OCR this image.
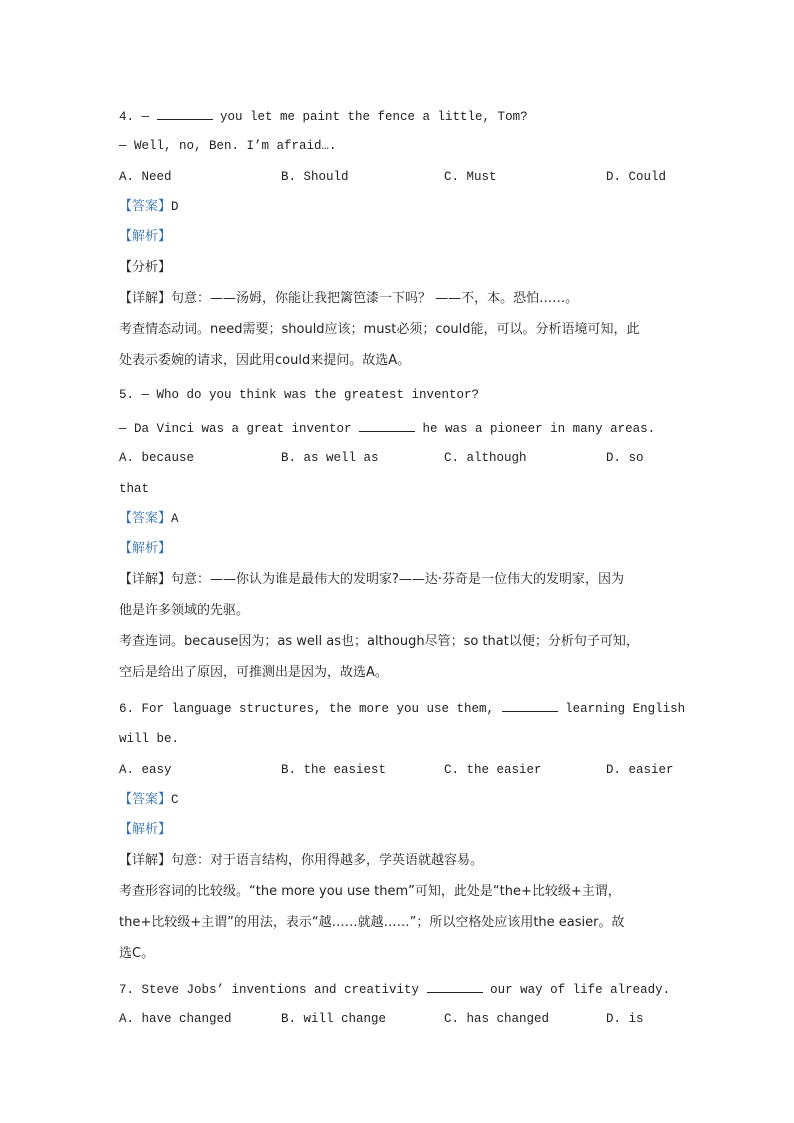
4. —	you let me paint the fence a little, Tom?
— Well, no, Ben. I’m afraid….
A. Need	B. Should	C. Must	D. Could
【答案】D
【解析】
【分析】
【详解】句意：——汤姆，你能让我把篱笆漆一下吗？ ——不，本。恐怕……。
考查情态动词。need需要；should应该；must必须；could能，可以。分析语境可知，此
处表示委婉的请求，因此用could来提问。故选A。
5. — Who do you think was the greatest inventor?
— Da Vinci was a great inventor	he was a pioneer in many areas.
A. because	B. as well as	C. although	D. so
that
【答案】A
【解析】
【详解】句意：——你认为谁是最伟大的发明家?——达·芬奇是一位伟大的发明家，因为
他是许多领域的先驱。
考查连词。because因为；as well as也；although尽管；so that以便；分析句子可知，
空后是给出了原因，可推测出是因为，故选A。
6. For language structures, the more you use them,	learning English
will be.
A. easy	B. the easiest	C. the easier	D. easier
【答案】C
【解析】
【详解】句意：对于语言结构，你用得越多，学英语就越容易。
考查形容词的比较级。“the more you use them”可知，此处是“the+比较级+主谓，
the+比较级+主谓”的用法，表示“越……就越……”；所以空格处应该用the easier。故
选C。
7. Steve Jobs’ inventions and creativity	our way of life already.
A. have changed	B. will change	C. has changed	D. is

• **What to produce**: Read the lines above. Gather those in which the string "will" is found.

• **Exercise response**:
will be.
A. have changed	B. will change	C. has changed	D. is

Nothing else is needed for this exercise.